◆ **PROBLEM STATEMENT**:
Tally the lines holding the word "独立寒秋" and state the count by itself.

◆ **INFORMATION GIVEN**:
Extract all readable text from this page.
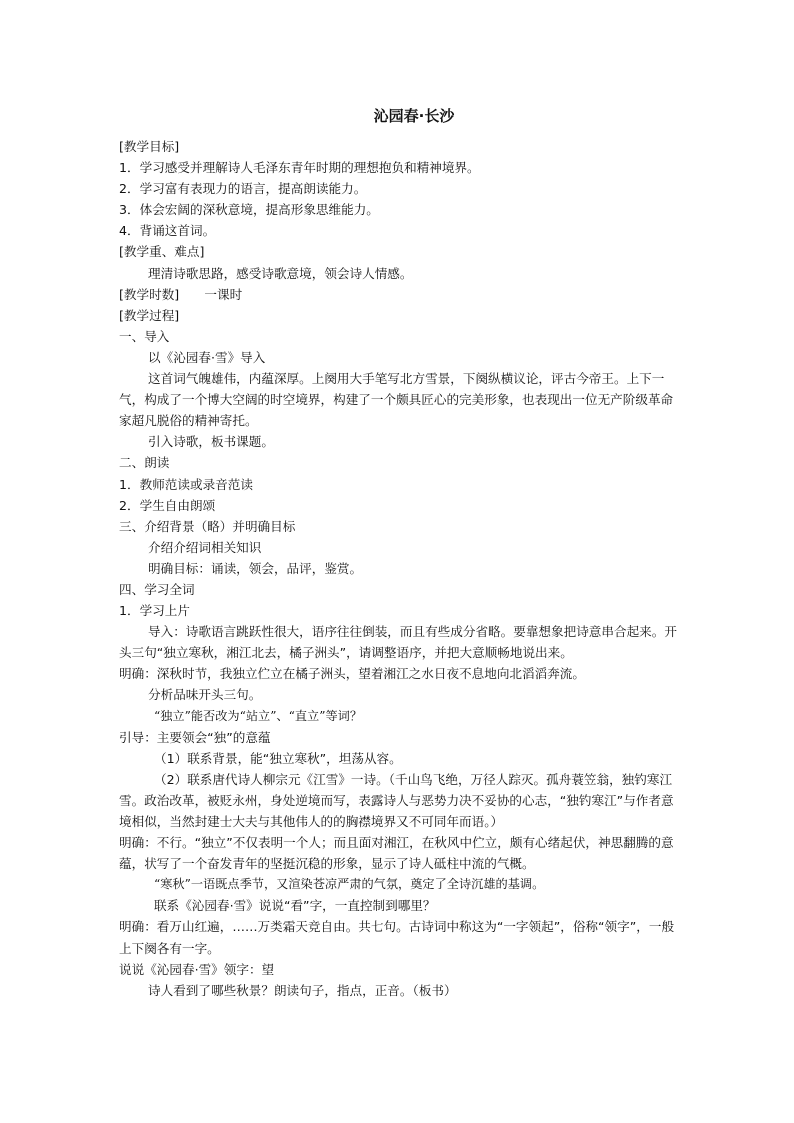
沁园春·长沙

[教学目标]

1．学习感受并理解诗人毛泽东青年时期的理想抱负和精神境界。

2．学习富有表现力的语言，提高朗读能力。

3．体会宏阔的深秋意境，提高形象思维能力。

4．背诵这首词。

[教学重、难点]

理清诗歌思路，感受诗歌意境，领会诗人情感。

[教学时数]　　一课时

[教学过程]

一、导入

以《沁园春·雪》导入

这首词气魄雄伟，内蕴深厚。上阕用大手笔写北方雪景，下阕纵横议论，评古今帝王。上下一气，构成了一个博大空阔的时空境界，构建了一个颇具匠心的完美形象，也表现出一位无产阶级革命家超凡脱俗的精神寄托。

引入诗歌，板书课题。

二、朗读

1．教师范读或录音范读

2．学生自由朗颂

三、介绍背景（略）并明确目标

介绍介绍词相关知识

明确目标：诵读，领会，品评，鉴赏。

四、学习全词

1．学习上片

导入：诗歌语言跳跃性很大，语序往往倒装，而且有些成分省略。要靠想象把诗意串合起来。开头三句“独立寒秋，湘江北去，橘子洲头”，请调整语序，并把大意顺畅地说出来。

明确：深秋时节，我独立伫立在橘子洲头，望着湘江之水日夜不息地向北滔滔奔流。

分析品味开头三句。

“独立”能否改为“站立”、“直立”等词？

引导：主要领会“独”的意蕴

（1）联系背景，能“独立寒秋”，坦荡从容。

（2）联系唐代诗人柳宗元《江雪》一诗。（千山鸟飞绝，万径人踪灭。孤舟蓑笠翁，独钓寒江雪。政治改革，被贬永州，身处逆境而写，表露诗人与恶势力决不妥协的心志，“独钓寒江”与作者意境相似，当然封建士大夫与其他伟人的的胸襟境界又不可同年而语。）

明确：不行。“独立”不仅表明一个人；而且面对湘江，在秋风中伫立，颇有心绪起伏，神思翻腾的意蕴，状写了一个奋发青年的坚挺沉稳的形象，显示了诗人砥柱中流的气概。

“寒秋”一语既点季节，又渲染苍凉严肃的气氛，奠定了全诗沉雄的基调。

联系《沁园春·雪》说说“看”字，一直控制到哪里？

明确：看万山红遍，……万类霜天竞自由。共七句。古诗词中称这为“一字领起”，俗称“领字”，一般上下阕各有一字。

说说《沁园春·雪》领字：望

诗人看到了哪些秋景？朗读句子，指点，正音。（板书）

◆ **TASK RESPONSE**:
2